▸ **Direction**
Retype the whole listing, please, keeping every line exact and dropping the pictures.

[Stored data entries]
··········

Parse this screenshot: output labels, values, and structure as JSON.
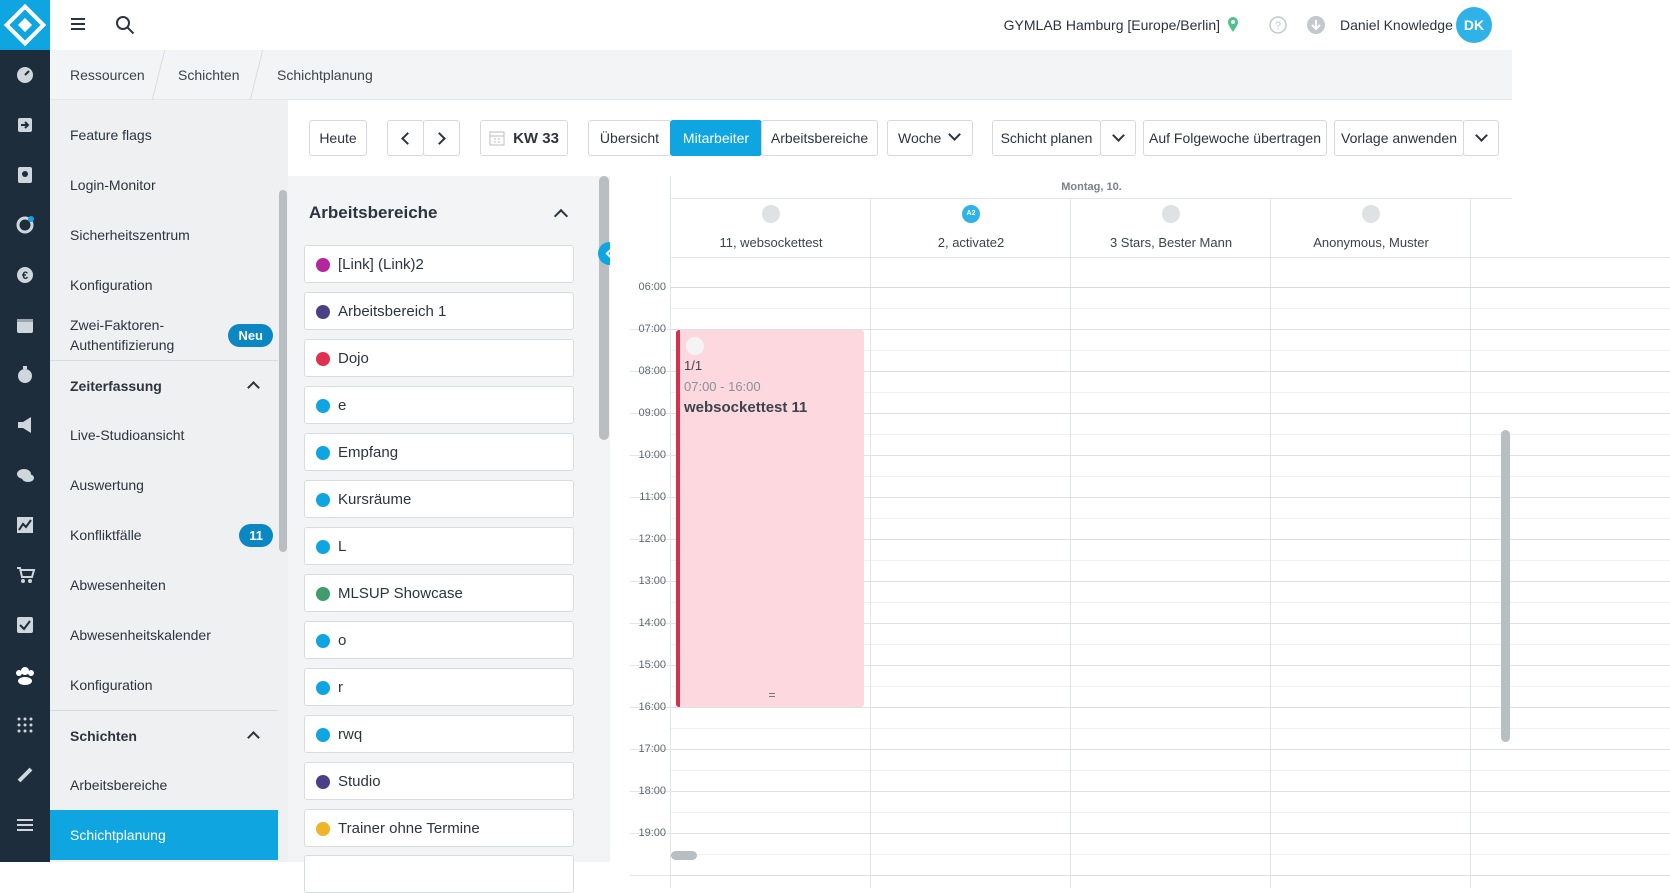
{
  "topbar": {
    "location": "GYMLAB Hamburg [Europe/Berlin]",
    "user": "Daniel Knowledge",
    "avatar": "DK"
  },
  "breadcrumb": [
    "Ressourcen",
    "Schichten",
    "Schichtplanung"
  ],
  "sidebar": {
    "items": [
      {
        "label": "Feature flags"
      },
      {
        "label": "Login-Monitor"
      },
      {
        "label": "Sicherheitszentrum"
      },
      {
        "label": "Konfiguration"
      },
      {
        "label": "Zwei-Faktoren-Authentifizierung",
        "badge": "Neu"
      }
    ],
    "sections": [
      {
        "title": "Zeiterfassung",
        "items": [
          {
            "label": "Live-Studioansicht"
          },
          {
            "label": "Auswertung"
          },
          {
            "label": "Konfliktfälle",
            "badge": 11
          },
          {
            "label": "Abwesenheiten"
          },
          {
            "label": "Abwesenheitskalender"
          },
          {
            "label": "Konfiguration"
          }
        ]
      },
      {
        "title": "Schichten",
        "items": [
          {
            "label": "Arbeitsbereiche"
          },
          {
            "label": "Schichtplanung",
            "active": true
          }
        ]
      }
    ]
  },
  "toolbar": {
    "today": "Heute",
    "week": "KW 33",
    "views": [
      "Übersicht",
      "Mitarbeiter",
      "Arbeitsbereiche"
    ],
    "active_view": 1,
    "range": "Woche",
    "actions": [
      "Schicht planen",
      "Auf Folgewoche übertragen",
      "Vorlage anwenden"
    ]
  },
  "areas": {
    "title": "Arbeitsbereiche",
    "items": [
      {
        "name": "[Link] (Link)2",
        "color": "#b3279e"
      },
      {
        "name": "Arbeitsbereich 1",
        "color": "#4b3f87"
      },
      {
        "name": "Dojo",
        "color": "#e0304f"
      },
      {
        "name": "e",
        "color": "#0ea5e0"
      },
      {
        "name": "Empfang",
        "color": "#0ea5e0"
      },
      {
        "name": "Kursräume",
        "color": "#0ea5e0"
      },
      {
        "name": "L",
        "color": "#0ea5e0"
      },
      {
        "name": "MLSUP Showcase",
        "color": "#3f9d6b"
      },
      {
        "name": "o",
        "color": "#0ea5e0"
      },
      {
        "name": "r",
        "color": "#0ea5e0"
      },
      {
        "name": "rwq",
        "color": "#0ea5e0"
      },
      {
        "name": "Studio",
        "color": "#4b3f87"
      },
      {
        "name": "Trainer ohne Termine",
        "color": "#f0b429"
      }
    ]
  },
  "calendar": {
    "day": "Montag, 10.",
    "employees": [
      {
        "name": "11, websockettest"
      },
      {
        "name": "2, activate2",
        "initials": "A2"
      },
      {
        "name": "3 Stars, Bester Mann"
      },
      {
        "name": "Anonymous, Muster"
      }
    ],
    "hours": [
      "06:00",
      "07:00",
      "08:00",
      "09:00",
      "10:00",
      "11:00",
      "12:00",
      "13:00",
      "14:00",
      "15:00",
      "16:00",
      "17:00",
      "18:00",
      "19:00"
    ],
    "shift": {
      "count": "1/1",
      "time": "07:00 - 16:00",
      "title": "websockettest 11",
      "handle": "="
    }
  }
}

··········

▸ **Solution for this exercise**
Parse this screenshot: output labels, values, and structure as JSON.
{
  "topbar": {
    "location": "GYMLAB Hamburg [Europe/Berlin]",
    "user": "Daniel Knowledge",
    "avatar": "DK"
  },
  "breadcrumb": [
    "Ressourcen",
    "Schichten",
    "Schichtplanung"
  ],
  "sidebar": {
    "items": [
      {
        "label": "Feature flags"
      },
      {
        "label": "Login-Monitor"
      },
      {
        "label": "Sicherheitszentrum"
      },
      {
        "label": "Konfiguration"
      },
      {
        "label": "Zwei-Faktoren-Authentifizierung",
        "badge": "Neu"
      }
    ],
    "sections": [
      {
        "title": "Zeiterfassung",
        "items": [
          {
            "label": "Live-Studioansicht"
          },
          {
            "label": "Auswertung"
          },
          {
            "label": "Konfliktfälle",
            "badge": 11
          },
          {
            "label": "Abwesenheiten"
          },
          {
            "label": "Abwesenheitskalender"
          },
          {
            "label": "Konfiguration"
          }
        ]
      },
      {
        "title": "Schichten",
        "items": [
          {
            "label": "Arbeitsbereiche"
          },
          {
            "label": "Schichtplanung",
            "active": true
          }
        ]
      }
    ]
  },
  "toolbar": {
    "today": "Heute",
    "week": "KW 33",
    "views": [
      "Übersicht",
      "Mitarbeiter",
      "Arbeitsbereiche"
    ],
    "active_view": 1,
    "range": "Woche",
    "actions": [
      "Schicht planen",
      "Auf Folgewoche übertragen",
      "Vorlage anwenden"
    ]
  },
  "areas": {
    "title": "Arbeitsbereiche",
    "items": [
      {
        "name": "[Link] (Link)2",
        "color": "#b3279e"
      },
      {
        "name": "Arbeitsbereich 1",
        "color": "#4b3f87"
      },
      {
        "name": "Dojo",
        "color": "#e0304f"
      },
      {
        "name": "e",
        "color": "#0ea5e0"
      },
      {
        "name": "Empfang",
        "color": "#0ea5e0"
      },
      {
        "name": "Kursräume",
        "color": "#0ea5e0"
      },
      {
        "name": "L",
        "color": "#0ea5e0"
      },
      {
        "name": "MLSUP Showcase",
        "color": "#3f9d6b"
      },
      {
        "name": "o",
        "color": "#0ea5e0"
      },
      {
        "name": "r",
        "color": "#0ea5e0"
      },
      {
        "name": "rwq",
        "color": "#0ea5e0"
      },
      {
        "name": "Studio",
        "color": "#4b3f87"
      },
      {
        "name": "Trainer ohne Termine",
        "color": "#f0b429"
      }
    ]
  },
  "calendar": {
    "day": "Montag, 10.",
    "employees": [
      {
        "name": "11, websockettest"
      },
      {
        "name": "2, activate2",
        "initials": "A2"
      },
      {
        "name": "3 Stars, Bester Mann"
      },
      {
        "name": "Anonymous, Muster"
      }
    ],
    "hours": [
      "06:00",
      "07:00",
      "08:00",
      "09:00",
      "10:00",
      "11:00",
      "12:00",
      "13:00",
      "14:00",
      "15:00",
      "16:00",
      "17:00",
      "18:00",
      "19:00"
    ],
    "shift": {
      "count": "1/1",
      "time": "07:00 - 16:00",
      "title": "websockettest 11",
      "handle": "="
    }
  }
}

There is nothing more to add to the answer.